Aim:
Make an exact copy of the listing below.

------ Data ------

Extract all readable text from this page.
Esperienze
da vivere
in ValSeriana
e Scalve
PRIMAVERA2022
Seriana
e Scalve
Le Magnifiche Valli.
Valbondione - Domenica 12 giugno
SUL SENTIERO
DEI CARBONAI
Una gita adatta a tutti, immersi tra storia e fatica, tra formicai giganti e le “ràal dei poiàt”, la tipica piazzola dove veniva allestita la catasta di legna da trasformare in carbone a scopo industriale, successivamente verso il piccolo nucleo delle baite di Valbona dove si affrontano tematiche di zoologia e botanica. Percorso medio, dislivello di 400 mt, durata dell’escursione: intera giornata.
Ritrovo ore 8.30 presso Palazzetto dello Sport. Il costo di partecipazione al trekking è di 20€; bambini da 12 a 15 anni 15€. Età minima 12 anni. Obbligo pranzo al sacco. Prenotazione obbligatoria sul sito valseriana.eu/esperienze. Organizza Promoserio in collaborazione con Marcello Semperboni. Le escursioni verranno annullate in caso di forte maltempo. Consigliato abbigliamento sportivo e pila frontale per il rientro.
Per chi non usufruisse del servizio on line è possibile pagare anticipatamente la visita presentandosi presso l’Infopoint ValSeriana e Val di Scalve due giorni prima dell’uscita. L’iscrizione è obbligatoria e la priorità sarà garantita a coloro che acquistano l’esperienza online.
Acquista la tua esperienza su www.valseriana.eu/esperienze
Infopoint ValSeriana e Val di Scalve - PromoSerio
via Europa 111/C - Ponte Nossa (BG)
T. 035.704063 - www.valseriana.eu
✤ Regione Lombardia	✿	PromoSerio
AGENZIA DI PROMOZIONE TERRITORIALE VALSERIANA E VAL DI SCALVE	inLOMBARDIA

------

Right answer:
Extract all readable text from this page.
Esperienze
da vivere
in ValSeriana
e Scalve
PRIMAVERA2022
Seriana
e Scalve
Le Magnifiche Valli.
Valbondione - Domenica 12 giugno
SUL SENTIERO
DEI CARBONAI
Una gita adatta a tutti, immersi tra storia e fatica, tra formicai giganti e le “ràal dei poiàt”, la tipica piazzola dove veniva allestita la catasta di legna da trasformare in carbone a scopo industriale, successivamente verso il piccolo nucleo delle baite di Valbona dove si affrontano tematiche di zoologia e botanica. Percorso medio, dislivello di 400 mt, durata dell’escursione: intera giornata.
Ritrovo ore 8.30 presso Palazzetto dello Sport. Il costo di partecipazione al trekking è di 20€; bambini da 12 a 15 anni 15€. Età minima 12 anni. Obbligo pranzo al sacco. Prenotazione obbligatoria sul sito valseriana.eu/esperienze. Organizza Promoserio in collaborazione con Marcello Semperboni. Le escursioni verranno annullate in caso di forte maltempo. Consigliato abbigliamento sportivo e pila frontale per il rientro.
Per chi non usufruisse del servizio on line è possibile pagare anticipatamente la visita presentandosi presso l’Infopoint ValSeriana e Val di Scalve due giorni prima dell’uscita. L’iscrizione è obbligatoria e la priorità sarà garantita a coloro che acquistano l’esperienza online.
Acquista la tua esperienza su www.valseriana.eu/esperienze
Infopoint ValSeriana e Val di Scalve - PromoSerio
via Europa 111/C - Ponte Nossa (BG)
T. 035.704063 - www.valseriana.eu
✤ Regione Lombardia	✿	PromoSerio
AGENZIA DI PROMOZIONE TERRITORIALE VALSERIANA E VAL DI SCALVE	inLOMBARDIA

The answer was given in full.